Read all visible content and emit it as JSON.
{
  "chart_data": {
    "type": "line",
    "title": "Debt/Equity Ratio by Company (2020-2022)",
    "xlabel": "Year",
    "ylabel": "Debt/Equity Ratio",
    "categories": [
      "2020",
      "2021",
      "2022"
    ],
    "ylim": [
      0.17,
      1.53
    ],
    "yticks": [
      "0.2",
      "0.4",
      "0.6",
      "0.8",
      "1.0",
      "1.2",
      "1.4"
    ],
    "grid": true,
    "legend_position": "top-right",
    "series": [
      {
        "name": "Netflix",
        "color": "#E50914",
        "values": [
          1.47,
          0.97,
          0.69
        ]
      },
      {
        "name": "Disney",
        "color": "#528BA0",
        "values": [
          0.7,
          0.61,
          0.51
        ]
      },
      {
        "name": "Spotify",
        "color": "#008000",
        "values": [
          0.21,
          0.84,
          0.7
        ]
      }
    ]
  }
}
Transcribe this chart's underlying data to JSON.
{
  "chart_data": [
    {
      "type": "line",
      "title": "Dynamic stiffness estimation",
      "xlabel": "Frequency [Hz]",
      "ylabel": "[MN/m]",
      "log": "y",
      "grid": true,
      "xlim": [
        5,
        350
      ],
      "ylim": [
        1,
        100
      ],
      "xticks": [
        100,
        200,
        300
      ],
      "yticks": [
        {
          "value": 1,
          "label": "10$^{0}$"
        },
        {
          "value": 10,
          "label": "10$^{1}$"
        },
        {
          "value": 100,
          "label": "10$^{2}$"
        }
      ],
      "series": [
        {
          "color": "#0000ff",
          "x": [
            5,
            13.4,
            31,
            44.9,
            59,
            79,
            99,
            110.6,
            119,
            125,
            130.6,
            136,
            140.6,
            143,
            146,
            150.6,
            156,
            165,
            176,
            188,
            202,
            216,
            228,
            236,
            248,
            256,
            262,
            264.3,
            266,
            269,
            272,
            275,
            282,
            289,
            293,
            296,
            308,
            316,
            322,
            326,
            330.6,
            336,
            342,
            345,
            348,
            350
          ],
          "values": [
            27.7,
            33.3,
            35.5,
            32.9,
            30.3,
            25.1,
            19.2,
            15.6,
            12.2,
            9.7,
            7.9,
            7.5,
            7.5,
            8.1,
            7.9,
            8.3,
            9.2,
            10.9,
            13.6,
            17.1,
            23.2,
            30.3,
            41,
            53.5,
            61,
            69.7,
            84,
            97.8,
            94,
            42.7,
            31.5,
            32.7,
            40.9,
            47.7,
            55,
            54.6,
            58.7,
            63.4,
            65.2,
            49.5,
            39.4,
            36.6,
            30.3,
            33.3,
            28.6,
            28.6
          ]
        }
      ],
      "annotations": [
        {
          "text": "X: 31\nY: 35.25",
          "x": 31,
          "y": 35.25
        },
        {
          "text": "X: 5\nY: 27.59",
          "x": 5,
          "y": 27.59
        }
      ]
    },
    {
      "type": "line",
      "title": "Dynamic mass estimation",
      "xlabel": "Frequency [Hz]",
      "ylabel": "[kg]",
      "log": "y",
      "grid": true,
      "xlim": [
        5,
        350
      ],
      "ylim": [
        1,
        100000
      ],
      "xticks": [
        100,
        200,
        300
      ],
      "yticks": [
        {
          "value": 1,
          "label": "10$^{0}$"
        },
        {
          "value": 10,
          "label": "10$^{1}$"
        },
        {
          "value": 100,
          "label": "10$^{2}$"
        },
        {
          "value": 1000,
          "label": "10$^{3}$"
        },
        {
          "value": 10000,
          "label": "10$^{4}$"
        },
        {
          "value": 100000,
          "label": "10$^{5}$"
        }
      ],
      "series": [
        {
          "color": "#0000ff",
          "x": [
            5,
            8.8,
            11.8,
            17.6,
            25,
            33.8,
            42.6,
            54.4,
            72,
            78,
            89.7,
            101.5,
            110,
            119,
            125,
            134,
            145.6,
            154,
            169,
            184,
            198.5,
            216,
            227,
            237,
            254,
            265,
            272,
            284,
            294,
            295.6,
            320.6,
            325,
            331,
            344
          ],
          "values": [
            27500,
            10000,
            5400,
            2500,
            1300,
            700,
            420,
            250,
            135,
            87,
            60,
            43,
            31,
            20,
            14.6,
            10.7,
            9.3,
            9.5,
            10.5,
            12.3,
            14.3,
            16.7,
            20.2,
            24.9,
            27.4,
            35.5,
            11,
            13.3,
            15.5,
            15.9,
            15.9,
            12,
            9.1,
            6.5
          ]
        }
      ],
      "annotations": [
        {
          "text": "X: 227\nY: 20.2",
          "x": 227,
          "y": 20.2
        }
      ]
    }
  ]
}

# # #

- [Set task]: Check every line of the entries above for the word "Equity" and report how many lines contain it, giving the number only.

- [Written reply]: 2